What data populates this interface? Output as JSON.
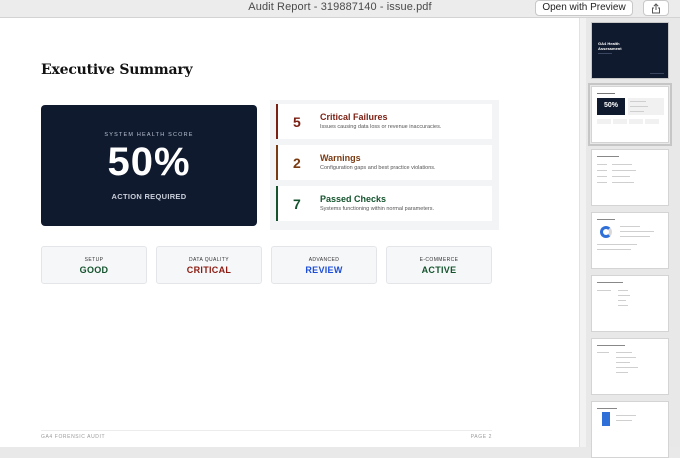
{
  "window": {
    "title": "Audit Report - 319887140 - issue.pdf",
    "open_with_label": "Open with Preview",
    "share_icon": "share-icon"
  },
  "page": {
    "heading": "Executive Summary",
    "score": {
      "label": "SYSTEM HEALTH SCORE",
      "value": "50%",
      "status": "ACTION REQUIRED"
    },
    "stats": [
      {
        "number": "5",
        "title": "Critical Failures",
        "description": "Issues causing data loss or revenue inaccuracies.",
        "color": "#7a1f12"
      },
      {
        "number": "2",
        "title": "Warnings",
        "description": "Configuration gaps and best practice violations.",
        "color": "#7a3a12"
      },
      {
        "number": "7",
        "title": "Passed Checks",
        "description": "Systems functioning within normal parameters.",
        "color": "#14532d"
      }
    ],
    "categories": [
      {
        "label": "SETUP",
        "value": "GOOD",
        "color": "#14532d"
      },
      {
        "label": "DATA QUALITY",
        "value": "CRITICAL",
        "color": "#8b1a10"
      },
      {
        "label": "ADVANCED",
        "value": "REVIEW",
        "color": "#1d4ed8"
      },
      {
        "label": "E-COMMERCE",
        "value": "ACTIVE",
        "color": "#14532d"
      }
    ],
    "footer_left": "GA4 FORENSIC AUDIT",
    "footer_right": "PAGE 2"
  },
  "sidebar": {
    "cover_title": "GA4 Health Assessment",
    "thumb_score": "50%"
  }
}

** Goal **
Set down all the entries exactly as they appear, but skip any pictures.

** Solution for this problem **
What data populates this interface? Output as JSON.
{
  "window": {
    "title": "Audit Report - 319887140 - issue.pdf",
    "open_with_label": "Open with Preview",
    "share_icon": "share-icon"
  },
  "page": {
    "heading": "Executive Summary",
    "score": {
      "label": "SYSTEM HEALTH SCORE",
      "value": "50%",
      "status": "ACTION REQUIRED"
    },
    "stats": [
      {
        "number": "5",
        "title": "Critical Failures",
        "description": "Issues causing data loss or revenue inaccuracies.",
        "color": "#7a1f12"
      },
      {
        "number": "2",
        "title": "Warnings",
        "description": "Configuration gaps and best practice violations.",
        "color": "#7a3a12"
      },
      {
        "number": "7",
        "title": "Passed Checks",
        "description": "Systems functioning within normal parameters.",
        "color": "#14532d"
      }
    ],
    "categories": [
      {
        "label": "SETUP",
        "value": "GOOD",
        "color": "#14532d"
      },
      {
        "label": "DATA QUALITY",
        "value": "CRITICAL",
        "color": "#8b1a10"
      },
      {
        "label": "ADVANCED",
        "value": "REVIEW",
        "color": "#1d4ed8"
      },
      {
        "label": "E-COMMERCE",
        "value": "ACTIVE",
        "color": "#14532d"
      }
    ],
    "footer_left": "GA4 FORENSIC AUDIT",
    "footer_right": "PAGE 2"
  },
  "sidebar": {
    "cover_title": "GA4 Health Assessment",
    "thumb_score": "50%"
  }
}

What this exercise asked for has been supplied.